◆ **Work instruction**
Which lines in the data below contain the word "risk"? Return each of them.

[Excerpts from a dataset]
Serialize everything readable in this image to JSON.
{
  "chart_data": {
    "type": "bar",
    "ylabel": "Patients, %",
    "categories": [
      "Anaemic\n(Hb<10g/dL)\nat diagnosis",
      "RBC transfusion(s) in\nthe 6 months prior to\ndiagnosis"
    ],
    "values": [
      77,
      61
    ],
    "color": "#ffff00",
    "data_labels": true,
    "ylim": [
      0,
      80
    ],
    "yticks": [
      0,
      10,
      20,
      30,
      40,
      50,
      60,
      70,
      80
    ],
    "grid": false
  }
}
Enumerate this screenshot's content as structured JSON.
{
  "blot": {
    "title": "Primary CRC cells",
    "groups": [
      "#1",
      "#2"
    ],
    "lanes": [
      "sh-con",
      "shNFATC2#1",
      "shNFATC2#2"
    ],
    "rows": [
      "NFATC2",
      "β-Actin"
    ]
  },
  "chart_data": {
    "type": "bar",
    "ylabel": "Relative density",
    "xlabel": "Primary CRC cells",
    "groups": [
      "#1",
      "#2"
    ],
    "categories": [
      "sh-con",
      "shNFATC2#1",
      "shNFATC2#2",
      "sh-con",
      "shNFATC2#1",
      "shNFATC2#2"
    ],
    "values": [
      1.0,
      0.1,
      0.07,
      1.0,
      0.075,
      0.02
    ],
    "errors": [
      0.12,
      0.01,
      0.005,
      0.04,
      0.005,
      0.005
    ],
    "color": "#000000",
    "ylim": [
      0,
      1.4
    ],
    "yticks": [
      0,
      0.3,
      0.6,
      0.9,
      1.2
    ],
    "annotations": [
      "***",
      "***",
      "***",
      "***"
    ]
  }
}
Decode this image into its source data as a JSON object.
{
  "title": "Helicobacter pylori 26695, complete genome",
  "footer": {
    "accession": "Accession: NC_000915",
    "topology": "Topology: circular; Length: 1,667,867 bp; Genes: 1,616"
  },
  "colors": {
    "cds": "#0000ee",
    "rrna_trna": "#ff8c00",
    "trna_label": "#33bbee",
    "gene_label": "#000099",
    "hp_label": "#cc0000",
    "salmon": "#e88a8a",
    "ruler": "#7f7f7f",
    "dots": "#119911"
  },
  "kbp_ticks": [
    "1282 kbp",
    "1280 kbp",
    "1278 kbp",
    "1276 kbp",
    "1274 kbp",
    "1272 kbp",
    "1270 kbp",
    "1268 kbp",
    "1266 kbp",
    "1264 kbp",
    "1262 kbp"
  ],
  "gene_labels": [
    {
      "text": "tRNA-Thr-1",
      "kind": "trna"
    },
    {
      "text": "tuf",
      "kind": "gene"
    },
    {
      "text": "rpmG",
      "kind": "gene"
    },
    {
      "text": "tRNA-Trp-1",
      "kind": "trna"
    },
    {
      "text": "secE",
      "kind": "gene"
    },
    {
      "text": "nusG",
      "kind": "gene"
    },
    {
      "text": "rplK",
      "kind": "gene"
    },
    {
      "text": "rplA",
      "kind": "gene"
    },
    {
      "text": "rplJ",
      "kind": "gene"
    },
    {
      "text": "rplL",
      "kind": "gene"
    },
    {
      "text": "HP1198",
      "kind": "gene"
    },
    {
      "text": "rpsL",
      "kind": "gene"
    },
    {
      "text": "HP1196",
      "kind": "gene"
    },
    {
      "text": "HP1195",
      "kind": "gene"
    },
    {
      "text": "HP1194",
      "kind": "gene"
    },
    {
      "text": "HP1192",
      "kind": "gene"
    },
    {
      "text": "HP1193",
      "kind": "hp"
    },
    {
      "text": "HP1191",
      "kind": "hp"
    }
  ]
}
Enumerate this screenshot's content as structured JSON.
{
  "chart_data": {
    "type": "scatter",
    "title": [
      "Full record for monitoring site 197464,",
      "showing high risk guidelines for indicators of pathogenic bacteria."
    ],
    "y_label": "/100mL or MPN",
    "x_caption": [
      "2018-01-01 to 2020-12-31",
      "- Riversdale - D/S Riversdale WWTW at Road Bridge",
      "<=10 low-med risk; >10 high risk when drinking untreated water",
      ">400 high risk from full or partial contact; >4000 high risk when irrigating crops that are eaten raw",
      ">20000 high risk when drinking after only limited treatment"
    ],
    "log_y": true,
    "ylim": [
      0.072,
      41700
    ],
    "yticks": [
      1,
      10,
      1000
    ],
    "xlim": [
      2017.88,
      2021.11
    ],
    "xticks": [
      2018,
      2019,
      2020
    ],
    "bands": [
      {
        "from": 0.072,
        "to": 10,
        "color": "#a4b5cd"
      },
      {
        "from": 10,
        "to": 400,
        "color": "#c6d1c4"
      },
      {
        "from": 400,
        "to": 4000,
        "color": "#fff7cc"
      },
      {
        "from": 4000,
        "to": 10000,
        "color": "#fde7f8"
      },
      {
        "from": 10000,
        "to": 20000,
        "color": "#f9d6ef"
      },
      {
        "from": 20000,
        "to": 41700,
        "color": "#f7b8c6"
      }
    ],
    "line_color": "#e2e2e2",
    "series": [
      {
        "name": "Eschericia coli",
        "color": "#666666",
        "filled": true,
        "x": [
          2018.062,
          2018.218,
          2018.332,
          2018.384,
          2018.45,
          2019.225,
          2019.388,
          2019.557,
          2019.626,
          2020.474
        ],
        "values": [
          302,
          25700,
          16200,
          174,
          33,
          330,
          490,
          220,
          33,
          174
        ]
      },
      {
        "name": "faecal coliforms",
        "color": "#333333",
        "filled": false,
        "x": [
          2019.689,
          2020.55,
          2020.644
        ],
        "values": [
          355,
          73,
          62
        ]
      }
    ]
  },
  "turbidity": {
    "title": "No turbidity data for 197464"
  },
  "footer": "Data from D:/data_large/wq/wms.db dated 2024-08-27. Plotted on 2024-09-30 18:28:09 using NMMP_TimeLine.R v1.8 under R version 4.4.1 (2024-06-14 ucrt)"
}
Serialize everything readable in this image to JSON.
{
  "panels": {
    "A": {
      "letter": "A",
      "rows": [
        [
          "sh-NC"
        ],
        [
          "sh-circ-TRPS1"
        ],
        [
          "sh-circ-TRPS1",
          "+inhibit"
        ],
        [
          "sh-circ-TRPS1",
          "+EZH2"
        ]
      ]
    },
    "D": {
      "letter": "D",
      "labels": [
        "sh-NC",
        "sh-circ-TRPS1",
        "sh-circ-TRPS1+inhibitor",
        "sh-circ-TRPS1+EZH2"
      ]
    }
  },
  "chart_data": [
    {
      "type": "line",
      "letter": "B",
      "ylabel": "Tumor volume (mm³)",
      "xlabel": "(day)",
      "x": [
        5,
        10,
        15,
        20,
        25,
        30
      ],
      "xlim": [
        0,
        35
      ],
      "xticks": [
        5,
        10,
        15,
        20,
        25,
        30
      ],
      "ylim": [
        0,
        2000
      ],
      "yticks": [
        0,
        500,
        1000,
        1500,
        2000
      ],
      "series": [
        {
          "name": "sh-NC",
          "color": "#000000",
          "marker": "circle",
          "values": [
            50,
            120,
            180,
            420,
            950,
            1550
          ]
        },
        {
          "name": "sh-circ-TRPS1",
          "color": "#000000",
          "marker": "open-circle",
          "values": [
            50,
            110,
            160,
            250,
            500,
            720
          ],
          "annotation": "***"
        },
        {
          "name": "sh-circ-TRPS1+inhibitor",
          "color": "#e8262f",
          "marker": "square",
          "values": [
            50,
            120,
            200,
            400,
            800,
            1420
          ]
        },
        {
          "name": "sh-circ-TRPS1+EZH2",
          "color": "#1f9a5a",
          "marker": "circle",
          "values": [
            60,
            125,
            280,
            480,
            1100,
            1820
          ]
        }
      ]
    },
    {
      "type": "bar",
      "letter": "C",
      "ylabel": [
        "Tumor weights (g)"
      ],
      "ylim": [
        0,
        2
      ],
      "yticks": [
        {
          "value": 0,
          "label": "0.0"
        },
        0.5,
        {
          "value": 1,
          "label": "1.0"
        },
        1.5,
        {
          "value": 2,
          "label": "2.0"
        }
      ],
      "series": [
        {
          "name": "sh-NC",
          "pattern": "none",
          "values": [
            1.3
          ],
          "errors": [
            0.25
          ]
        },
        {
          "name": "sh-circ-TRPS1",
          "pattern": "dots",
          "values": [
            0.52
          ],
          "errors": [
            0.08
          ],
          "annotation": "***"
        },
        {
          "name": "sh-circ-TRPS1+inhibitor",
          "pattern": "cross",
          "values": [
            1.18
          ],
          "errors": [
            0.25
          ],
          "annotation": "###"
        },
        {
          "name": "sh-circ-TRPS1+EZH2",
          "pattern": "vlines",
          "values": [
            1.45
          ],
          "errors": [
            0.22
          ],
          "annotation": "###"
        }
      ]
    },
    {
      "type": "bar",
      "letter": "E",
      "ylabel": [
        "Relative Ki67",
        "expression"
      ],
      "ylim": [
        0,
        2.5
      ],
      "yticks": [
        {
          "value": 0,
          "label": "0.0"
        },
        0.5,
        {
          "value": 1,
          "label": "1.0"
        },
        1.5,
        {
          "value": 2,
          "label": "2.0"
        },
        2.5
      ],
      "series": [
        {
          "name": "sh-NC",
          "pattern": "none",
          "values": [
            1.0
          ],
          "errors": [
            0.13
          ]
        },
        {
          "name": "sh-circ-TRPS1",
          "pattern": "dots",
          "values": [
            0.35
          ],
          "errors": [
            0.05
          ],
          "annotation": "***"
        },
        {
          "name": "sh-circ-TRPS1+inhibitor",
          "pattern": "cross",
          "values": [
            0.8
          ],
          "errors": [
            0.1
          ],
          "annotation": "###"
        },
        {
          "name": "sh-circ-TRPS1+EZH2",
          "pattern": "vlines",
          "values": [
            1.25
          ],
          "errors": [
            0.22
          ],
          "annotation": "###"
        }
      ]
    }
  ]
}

◆ **Task solution**
      "showing high risk guidelines for indicators of pathogenic bacteria."
      "<=10 low-med risk; >10 high risk when drinking untreated water",
      ">400 high risk from full or partial contact; >4000 high risk when irrigating crops that are eaten raw",
      ">20000 high risk when drinking after only limited treatment"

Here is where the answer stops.